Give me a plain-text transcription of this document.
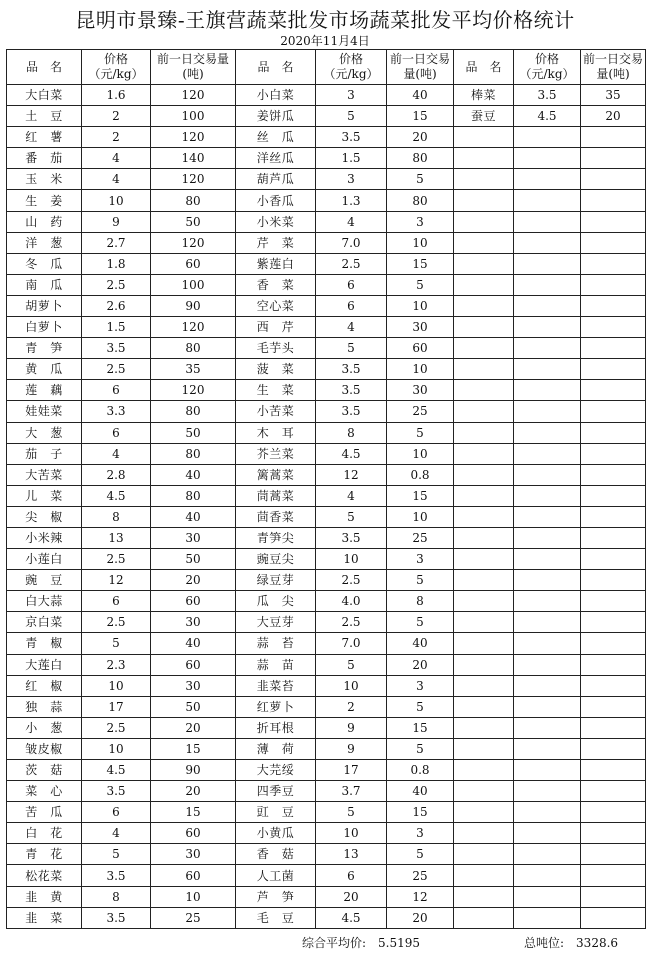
昆明市景臻-王旗营蔬菜批发市场蔬菜批发平均价格统计
2020年11月4日
品　名	价格（元/kg）	前一日交易量(吨)	品　名	价格（元/kg）	前一日交易量(吨)	品　名	价格（元/kg）	前一日交易量(吨)
大白菜	1.6	120	小白菜	3	40	棒菜	3.5	35
土　豆	2	100	姜饼瓜	5	15	蚕豆	4.5	20
红　薯	2	120	丝　瓜	3.5	20			
番　茄	4	140	洋丝瓜	1.5	80			
玉　米	4	120	葫芦瓜	3	5			
生　姜	10	80	小香瓜	1.3	80			
山　药	9	50	小米菜	4	3			
洋　葱	2.7	120	芹　菜	7.0	10			
冬　瓜	1.8	60	紫莲白	2.5	15			
南　瓜	2.5	100	香　菜	6	5			
胡萝卜	2.6	90	空心菜	6	10			
白萝卜	1.5	120	西　芹	4	30			
青　笋	3.5	80	毛芋头	5	60			
黄　瓜	2.5	35	菠　菜	3.5	10			
莲　藕	6	120	生　菜	3.5	30			
娃娃菜	3.3	80	小苦菜	3.5	25			
大　葱	6	50	木　耳	8	5			
茄　子	4	80	芥兰菜	4.5	10			
大苦菜	2.8	40	篱蒿菜	12	0.8			
儿　菜	4.5	80	茼蒿菜	4	15			
尖　椒	8	40	茴香菜	5	10			
小米辣	13	30	青笋尖	3.5	25			
小莲白	2.5	50	豌豆尖	10	3			
豌　豆	12	20	绿豆芽	2.5	5			
白大蒜	6	60	瓜　尖	4.0	8			
京白菜	2.5	30	大豆芽	2.5	5			
青　椒	5	40	蒜　苔	7.0	40			
大莲白	2.3	60	蒜　苗	5	20			
红　椒	10	30	韭菜苔	10	3			
独　蒜	17	50	红萝卜	2	5			
小　葱	2.5	20	折耳根	9	15			
皱皮椒	10	15	薄　荷	9	5			
茨　菇	4.5	90	大芫绥	17	0.8			
菜　心	3.5	20	四季豆	3.7	40			
苦　瓜	6	15	豇　豆	5	15			
白　花	4	60	小黄瓜	10	3			
青　花	5	30	香　菇	13	5			
松花菜	3.5	60	人工菌	6	25			
韭　黄	8	10	芦　笋	20	12			
韭　菜	3.5	25	毛　豆	4.5	20			
综合平均价: 5.5195	总吨位: 3328.6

=== Aim ===
Quote every record above exactly, leaving out the pictures.

=== Written solution ===
Give me a plain-text transcription of this document.
昆明市景臻-王旗营蔬菜批发市场蔬菜批发平均价格统计
2020年11月4日
品　名	价格（元/kg）	前一日交易量(吨)	品　名	价格（元/kg）	前一日交易量(吨)	品　名	价格（元/kg）	前一日交易量(吨)
大白菜	1.6	120	小白菜	3	40	棒菜	3.5	35
土　豆	2	100	姜饼瓜	5	15	蚕豆	4.5	20
红　薯	2	120	丝　瓜	3.5	20			
番　茄	4	140	洋丝瓜	1.5	80			
玉　米	4	120	葫芦瓜	3	5			
生　姜	10	80	小香瓜	1.3	80			
山　药	9	50	小米菜	4	3			
洋　葱	2.7	120	芹　菜	7.0	10			
冬　瓜	1.8	60	紫莲白	2.5	15			
南　瓜	2.5	100	香　菜	6	5			
胡萝卜	2.6	90	空心菜	6	10			
白萝卜	1.5	120	西　芹	4	30			
青　笋	3.5	80	毛芋头	5	60			
黄　瓜	2.5	35	菠　菜	3.5	10			
莲　藕	6	120	生　菜	3.5	30			
娃娃菜	3.3	80	小苦菜	3.5	25			
大　葱	6	50	木　耳	8	5			
茄　子	4	80	芥兰菜	4.5	10			
大苦菜	2.8	40	篱蒿菜	12	0.8			
儿　菜	4.5	80	茼蒿菜	4	15			
尖　椒	8	40	茴香菜	5	10			
小米辣	13	30	青笋尖	3.5	25			
小莲白	2.5	50	豌豆尖	10	3			
豌　豆	12	20	绿豆芽	2.5	5			
白大蒜	6	60	瓜　尖	4.0	8			
京白菜	2.5	30	大豆芽	2.5	5			
青　椒	5	40	蒜　苔	7.0	40			
大莲白	2.3	60	蒜　苗	5	20			
红　椒	10	30	韭菜苔	10	3			
独　蒜	17	50	红萝卜	2	5			
小　葱	2.5	20	折耳根	9	15			
皱皮椒	10	15	薄　荷	9	5			
茨　菇	4.5	90	大芫绥	17	0.8			
菜　心	3.5	20	四季豆	3.7	40			
苦　瓜	6	15	豇　豆	5	15			
白　花	4	60	小黄瓜	10	3			
青　花	5	30	香　菇	13	5			
松花菜	3.5	60	人工菌	6	25			
韭　黄	8	10	芦　笋	20	12			
韭　菜	3.5	25	毛　豆	4.5	20			
综合平均价: 5.5195	总吨位: 3328.6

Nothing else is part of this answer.